___ Extracted records

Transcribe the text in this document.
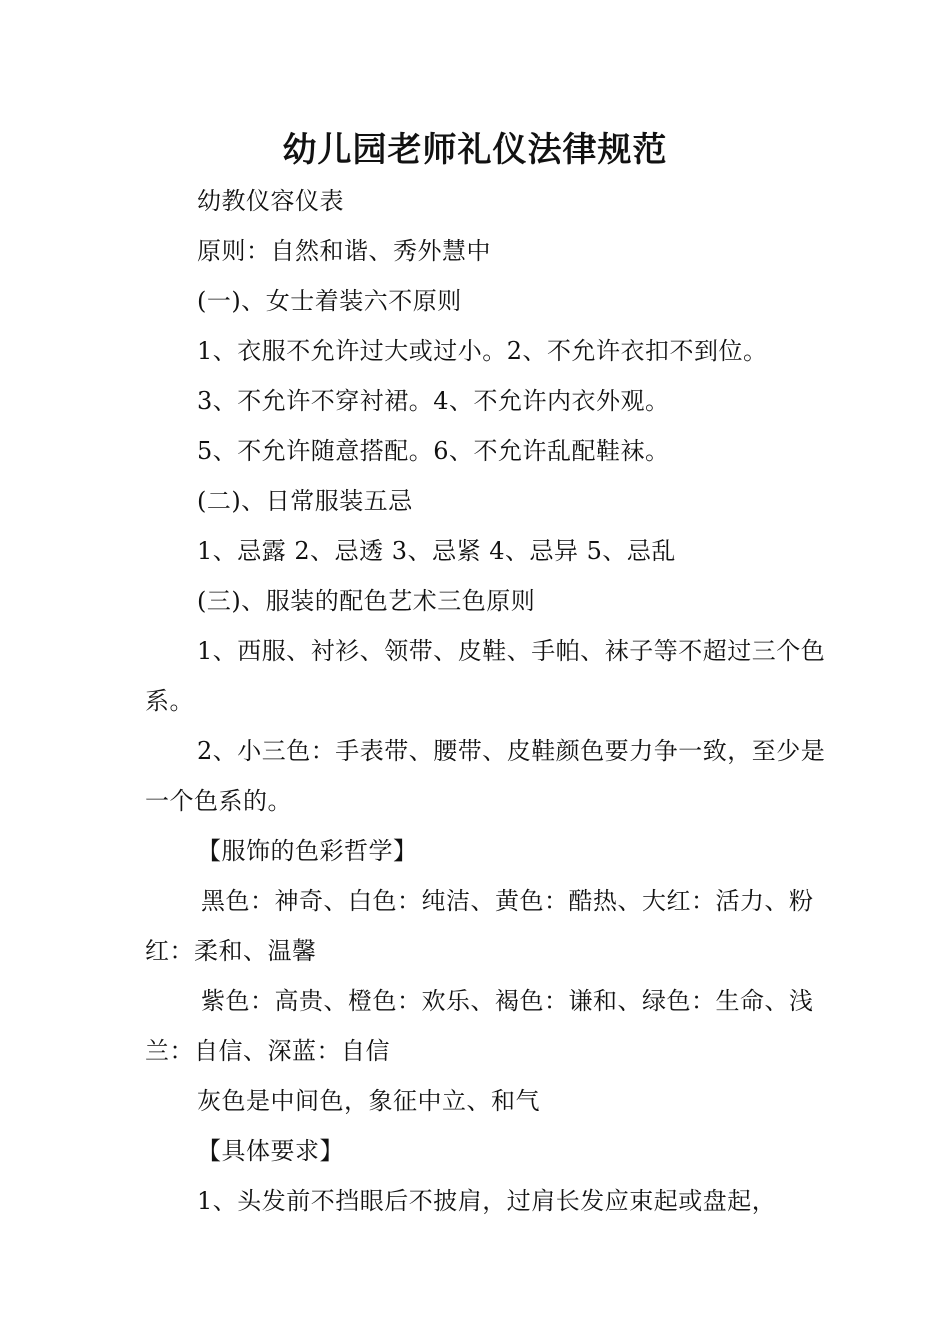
幼儿园老师礼仪法律规范

幼教仪容仪表

原则：自然和谐、秀外慧中

(一)、女士着装六不原则

1、衣服不允许过大或过小。2、不允许衣扣不到位。

3、不允许不穿衬裙。4、不允许内衣外观。

5、不允许随意搭配。6、不允许乱配鞋袜。

(二)、日常服装五忌

1、忌露 2、忌透 3、忌紧 4、忌异 5、忌乱

(三)、服装的配色艺术三色原则

1、西服、衬衫、领带、皮鞋、手帕、袜子等不超过三个色系。

2、小三色：手表带、腰带、皮鞋颜色要力争一致，至少是一个色系的。

【服饰的色彩哲学】

黑色：神奇、白色：纯洁、黄色：酷热、大红：活力、粉红：柔和、温馨

紫色：高贵、橙色：欢乐、褐色：谦和、绿色：生命、浅兰：自信、深蓝：自信

灰色是中间色，象征中立、和气

【具体要求】

1、头发前不挡眼后不披肩，过肩长发应束起或盘起，
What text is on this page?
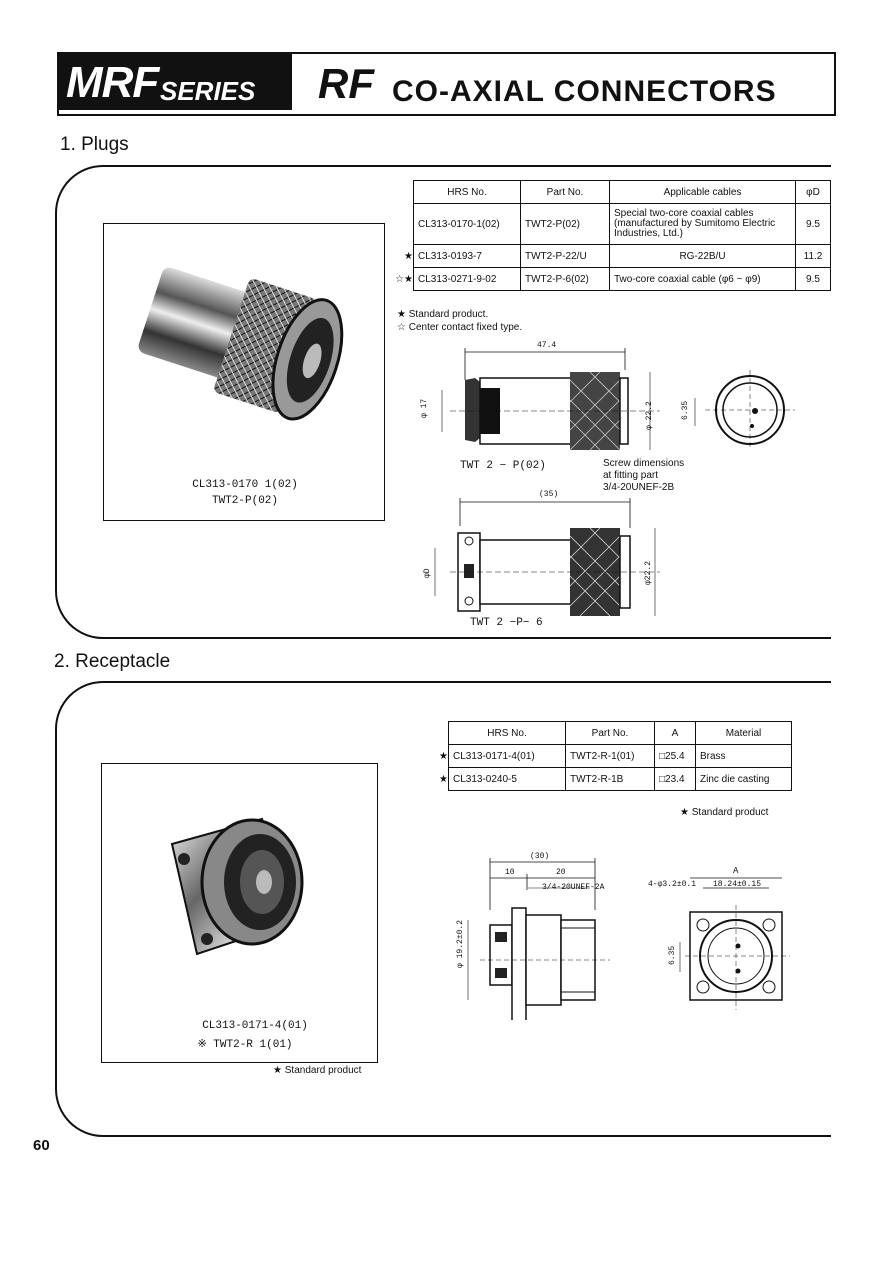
MRF SERIES RF CO-AXIAL CONNECTORS
1. Plugs
	HRS No.	Part No.	Applicable cables	φD
	CL313-0170-1(02)	TWT2-P(02)	Special two-core coaxial cables (manufactured by Sumitomo Electric Industries, Ltd.)	9.5
★	CL313-0193-7	TWT2-P-22/U	RG-22B/U	11.2
☆★	CL313-0271-9-02	TWT2-P-6(02)	Two-core coaxial cable (φ6 ~ φ9)	9.5
★ Standard product.
☆ Center contact fixed type.
CL313-0170 1(02)
TWT2-P(02)
47.4
φ 17	φ 22.2	6.35
TWT 2 − P(02)	Screw dimensions
at fitting part
3/4-20UNEF-2B
(35)
φD	φ22.2
TWT 2 −P− 6
2. Receptacle
	HRS No.	Part No.	A	Material
★	CL313-0171-4(01)	TWT2-R-1(01)	□25.4	Brass
★	CL313-0240-5	TWT2-R-1B	□23.4	Zinc die casting
★ Standard product
CL313-0171-4(01)
※ TWT2-R 1(01)
★ Standard product
(30)
10	20
3/4-20UNEF-2A
φ 19.2±0.2	6.35
A
4-φ3.2±0.1 18.24±0.15
60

______

▶ **Set problem**: Gather each line that holds "coaxial".

▶ **Solution to this exercise**:
	CL313-0170-1(02)	TWT2-P(02)	Special two-core coaxial cables (manufactured by Sumitomo Electric Industries, Ltd.)	9.5
☆★	CL313-0271-9-02	TWT2-P-6(02)	Two-core coaxial cable (φ6 ~ φ9)	9.5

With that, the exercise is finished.